Give the number of lines in the records below that include "content". Reply with that number alone.
+++ DATA FOR THIS TASK +++
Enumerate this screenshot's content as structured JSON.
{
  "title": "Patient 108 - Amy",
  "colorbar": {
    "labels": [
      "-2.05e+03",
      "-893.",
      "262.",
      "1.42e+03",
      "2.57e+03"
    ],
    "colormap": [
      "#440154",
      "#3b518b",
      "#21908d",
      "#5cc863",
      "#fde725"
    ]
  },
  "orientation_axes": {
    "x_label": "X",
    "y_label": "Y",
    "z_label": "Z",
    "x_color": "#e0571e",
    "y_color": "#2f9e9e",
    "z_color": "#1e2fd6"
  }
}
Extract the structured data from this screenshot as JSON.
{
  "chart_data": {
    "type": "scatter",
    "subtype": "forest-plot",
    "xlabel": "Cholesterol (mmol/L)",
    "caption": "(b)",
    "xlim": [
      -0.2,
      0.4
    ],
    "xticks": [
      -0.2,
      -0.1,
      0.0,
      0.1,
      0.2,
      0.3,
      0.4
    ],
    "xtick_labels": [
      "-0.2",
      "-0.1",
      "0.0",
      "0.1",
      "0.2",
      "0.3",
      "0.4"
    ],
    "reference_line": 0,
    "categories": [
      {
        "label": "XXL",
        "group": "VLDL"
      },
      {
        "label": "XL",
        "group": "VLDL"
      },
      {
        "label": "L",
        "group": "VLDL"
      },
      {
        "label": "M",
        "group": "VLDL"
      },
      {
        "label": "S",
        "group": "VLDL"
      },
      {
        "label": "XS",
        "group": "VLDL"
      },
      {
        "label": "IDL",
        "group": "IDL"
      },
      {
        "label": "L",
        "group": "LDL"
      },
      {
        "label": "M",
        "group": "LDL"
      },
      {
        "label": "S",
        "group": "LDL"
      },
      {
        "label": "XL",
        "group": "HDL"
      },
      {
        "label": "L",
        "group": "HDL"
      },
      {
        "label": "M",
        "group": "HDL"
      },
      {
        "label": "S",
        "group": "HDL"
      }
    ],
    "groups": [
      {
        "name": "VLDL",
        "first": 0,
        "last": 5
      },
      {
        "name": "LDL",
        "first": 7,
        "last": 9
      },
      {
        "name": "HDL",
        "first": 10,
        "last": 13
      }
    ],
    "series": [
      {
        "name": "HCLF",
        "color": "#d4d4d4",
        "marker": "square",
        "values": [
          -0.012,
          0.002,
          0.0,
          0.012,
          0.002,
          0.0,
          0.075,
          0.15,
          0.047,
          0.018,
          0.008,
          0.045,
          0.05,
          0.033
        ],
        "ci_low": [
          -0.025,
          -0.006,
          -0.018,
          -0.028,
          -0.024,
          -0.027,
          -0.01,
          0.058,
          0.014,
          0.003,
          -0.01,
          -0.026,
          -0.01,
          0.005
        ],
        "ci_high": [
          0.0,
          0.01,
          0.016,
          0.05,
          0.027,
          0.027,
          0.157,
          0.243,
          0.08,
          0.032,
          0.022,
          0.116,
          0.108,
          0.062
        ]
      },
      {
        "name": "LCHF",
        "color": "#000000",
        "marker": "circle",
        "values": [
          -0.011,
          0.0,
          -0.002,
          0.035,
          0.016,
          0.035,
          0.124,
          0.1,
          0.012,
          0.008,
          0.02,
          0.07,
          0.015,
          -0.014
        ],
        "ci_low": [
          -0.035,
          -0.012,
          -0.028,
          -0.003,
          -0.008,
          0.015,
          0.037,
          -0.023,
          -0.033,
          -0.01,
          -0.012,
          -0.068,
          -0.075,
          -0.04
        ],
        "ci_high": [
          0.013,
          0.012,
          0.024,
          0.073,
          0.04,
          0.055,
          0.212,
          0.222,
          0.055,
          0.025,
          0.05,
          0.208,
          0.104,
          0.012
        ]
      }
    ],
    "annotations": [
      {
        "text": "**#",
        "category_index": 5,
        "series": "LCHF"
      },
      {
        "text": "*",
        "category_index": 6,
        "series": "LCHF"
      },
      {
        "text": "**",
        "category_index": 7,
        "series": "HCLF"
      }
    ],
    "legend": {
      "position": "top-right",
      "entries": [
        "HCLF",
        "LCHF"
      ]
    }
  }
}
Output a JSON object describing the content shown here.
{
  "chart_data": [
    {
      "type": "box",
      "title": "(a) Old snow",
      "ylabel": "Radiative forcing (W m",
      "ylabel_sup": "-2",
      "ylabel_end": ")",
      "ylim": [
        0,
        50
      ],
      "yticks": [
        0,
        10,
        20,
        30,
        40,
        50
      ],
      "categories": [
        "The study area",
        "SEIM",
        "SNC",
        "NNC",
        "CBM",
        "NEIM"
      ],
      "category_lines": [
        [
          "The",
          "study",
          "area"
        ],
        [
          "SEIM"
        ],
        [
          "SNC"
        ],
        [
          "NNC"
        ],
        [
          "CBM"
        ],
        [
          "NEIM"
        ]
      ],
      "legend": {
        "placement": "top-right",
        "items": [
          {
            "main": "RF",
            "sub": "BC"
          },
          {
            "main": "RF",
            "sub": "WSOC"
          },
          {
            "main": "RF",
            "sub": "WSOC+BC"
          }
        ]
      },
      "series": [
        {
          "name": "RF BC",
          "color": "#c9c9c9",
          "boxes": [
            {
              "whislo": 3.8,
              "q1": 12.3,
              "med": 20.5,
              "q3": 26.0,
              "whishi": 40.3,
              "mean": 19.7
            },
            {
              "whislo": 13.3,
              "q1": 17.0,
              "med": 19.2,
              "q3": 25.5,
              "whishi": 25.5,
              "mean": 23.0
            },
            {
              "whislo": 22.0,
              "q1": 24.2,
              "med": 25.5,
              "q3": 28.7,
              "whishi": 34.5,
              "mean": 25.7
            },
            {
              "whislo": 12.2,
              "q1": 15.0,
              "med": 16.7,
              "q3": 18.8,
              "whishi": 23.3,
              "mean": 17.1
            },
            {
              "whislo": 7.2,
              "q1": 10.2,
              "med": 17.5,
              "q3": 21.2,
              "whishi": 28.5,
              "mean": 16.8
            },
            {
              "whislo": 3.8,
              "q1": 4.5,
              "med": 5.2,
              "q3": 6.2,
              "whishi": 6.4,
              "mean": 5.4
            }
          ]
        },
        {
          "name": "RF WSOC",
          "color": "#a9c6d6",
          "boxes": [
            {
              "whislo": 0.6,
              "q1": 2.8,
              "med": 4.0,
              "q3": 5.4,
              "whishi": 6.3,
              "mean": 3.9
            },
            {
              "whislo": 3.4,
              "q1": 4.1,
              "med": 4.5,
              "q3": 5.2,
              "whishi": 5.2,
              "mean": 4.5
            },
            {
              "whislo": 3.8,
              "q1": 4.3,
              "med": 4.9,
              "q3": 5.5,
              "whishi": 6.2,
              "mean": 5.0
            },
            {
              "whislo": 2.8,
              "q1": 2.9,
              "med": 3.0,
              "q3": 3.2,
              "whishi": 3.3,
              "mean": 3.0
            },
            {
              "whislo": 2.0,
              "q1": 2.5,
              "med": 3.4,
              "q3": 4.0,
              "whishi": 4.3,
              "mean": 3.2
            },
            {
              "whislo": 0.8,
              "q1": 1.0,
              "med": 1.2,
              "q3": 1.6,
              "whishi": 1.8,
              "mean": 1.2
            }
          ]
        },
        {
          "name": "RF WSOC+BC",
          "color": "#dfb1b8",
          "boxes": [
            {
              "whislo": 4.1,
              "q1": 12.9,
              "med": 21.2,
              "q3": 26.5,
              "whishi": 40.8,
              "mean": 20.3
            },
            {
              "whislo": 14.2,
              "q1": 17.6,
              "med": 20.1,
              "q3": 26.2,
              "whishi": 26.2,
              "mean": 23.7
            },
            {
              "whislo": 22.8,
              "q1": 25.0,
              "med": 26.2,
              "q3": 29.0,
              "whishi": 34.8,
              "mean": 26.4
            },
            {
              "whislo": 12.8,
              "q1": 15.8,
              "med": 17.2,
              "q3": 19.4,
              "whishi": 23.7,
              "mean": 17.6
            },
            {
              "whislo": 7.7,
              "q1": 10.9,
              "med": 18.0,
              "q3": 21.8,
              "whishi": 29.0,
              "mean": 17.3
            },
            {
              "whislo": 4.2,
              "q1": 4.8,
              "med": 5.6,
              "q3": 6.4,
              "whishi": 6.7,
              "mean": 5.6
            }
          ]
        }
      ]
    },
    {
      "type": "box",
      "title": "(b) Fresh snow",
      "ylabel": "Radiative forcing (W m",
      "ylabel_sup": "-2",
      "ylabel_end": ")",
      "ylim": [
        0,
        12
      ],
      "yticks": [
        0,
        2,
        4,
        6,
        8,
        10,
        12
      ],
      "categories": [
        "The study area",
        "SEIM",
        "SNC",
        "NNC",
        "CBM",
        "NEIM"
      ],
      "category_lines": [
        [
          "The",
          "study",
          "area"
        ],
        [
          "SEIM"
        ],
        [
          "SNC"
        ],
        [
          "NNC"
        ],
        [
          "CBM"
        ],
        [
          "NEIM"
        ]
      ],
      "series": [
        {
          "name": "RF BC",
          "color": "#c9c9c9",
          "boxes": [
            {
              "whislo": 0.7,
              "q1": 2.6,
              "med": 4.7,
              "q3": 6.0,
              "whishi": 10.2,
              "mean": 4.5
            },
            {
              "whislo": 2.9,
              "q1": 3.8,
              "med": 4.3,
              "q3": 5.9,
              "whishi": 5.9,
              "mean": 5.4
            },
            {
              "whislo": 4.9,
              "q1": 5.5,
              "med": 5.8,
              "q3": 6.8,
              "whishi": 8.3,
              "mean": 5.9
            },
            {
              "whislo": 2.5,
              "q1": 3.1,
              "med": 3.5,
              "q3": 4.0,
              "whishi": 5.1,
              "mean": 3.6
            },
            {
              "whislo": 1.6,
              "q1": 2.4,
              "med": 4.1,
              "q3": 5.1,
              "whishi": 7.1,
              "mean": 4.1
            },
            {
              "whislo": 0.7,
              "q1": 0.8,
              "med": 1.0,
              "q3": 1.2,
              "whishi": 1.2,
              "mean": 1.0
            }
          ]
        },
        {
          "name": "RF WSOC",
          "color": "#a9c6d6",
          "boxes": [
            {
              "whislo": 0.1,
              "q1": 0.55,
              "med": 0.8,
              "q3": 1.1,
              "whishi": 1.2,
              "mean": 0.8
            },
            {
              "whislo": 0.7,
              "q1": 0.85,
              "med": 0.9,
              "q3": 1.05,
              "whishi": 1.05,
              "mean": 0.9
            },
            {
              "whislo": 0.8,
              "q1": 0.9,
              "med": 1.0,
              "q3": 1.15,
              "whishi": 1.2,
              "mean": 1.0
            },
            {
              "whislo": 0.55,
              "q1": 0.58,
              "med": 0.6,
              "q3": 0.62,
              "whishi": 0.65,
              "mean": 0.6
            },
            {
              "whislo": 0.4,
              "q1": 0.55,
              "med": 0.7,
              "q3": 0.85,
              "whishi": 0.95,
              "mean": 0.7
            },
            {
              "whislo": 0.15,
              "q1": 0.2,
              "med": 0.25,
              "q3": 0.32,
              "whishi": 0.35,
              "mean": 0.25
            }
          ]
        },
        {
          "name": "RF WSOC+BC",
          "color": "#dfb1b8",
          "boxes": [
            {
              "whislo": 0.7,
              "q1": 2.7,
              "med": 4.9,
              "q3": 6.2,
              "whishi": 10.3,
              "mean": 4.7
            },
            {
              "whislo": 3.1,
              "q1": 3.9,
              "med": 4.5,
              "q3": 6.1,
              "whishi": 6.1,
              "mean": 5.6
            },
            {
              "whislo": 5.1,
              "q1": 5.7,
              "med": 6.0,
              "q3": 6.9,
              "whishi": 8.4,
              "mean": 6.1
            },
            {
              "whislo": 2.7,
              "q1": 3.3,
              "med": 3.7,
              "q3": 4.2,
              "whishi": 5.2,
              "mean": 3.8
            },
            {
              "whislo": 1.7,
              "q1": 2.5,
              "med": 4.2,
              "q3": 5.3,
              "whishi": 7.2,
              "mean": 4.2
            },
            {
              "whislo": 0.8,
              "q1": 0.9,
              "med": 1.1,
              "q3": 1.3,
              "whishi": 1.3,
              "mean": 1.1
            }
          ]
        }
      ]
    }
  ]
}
+++
CORRECT RESPONSE →
2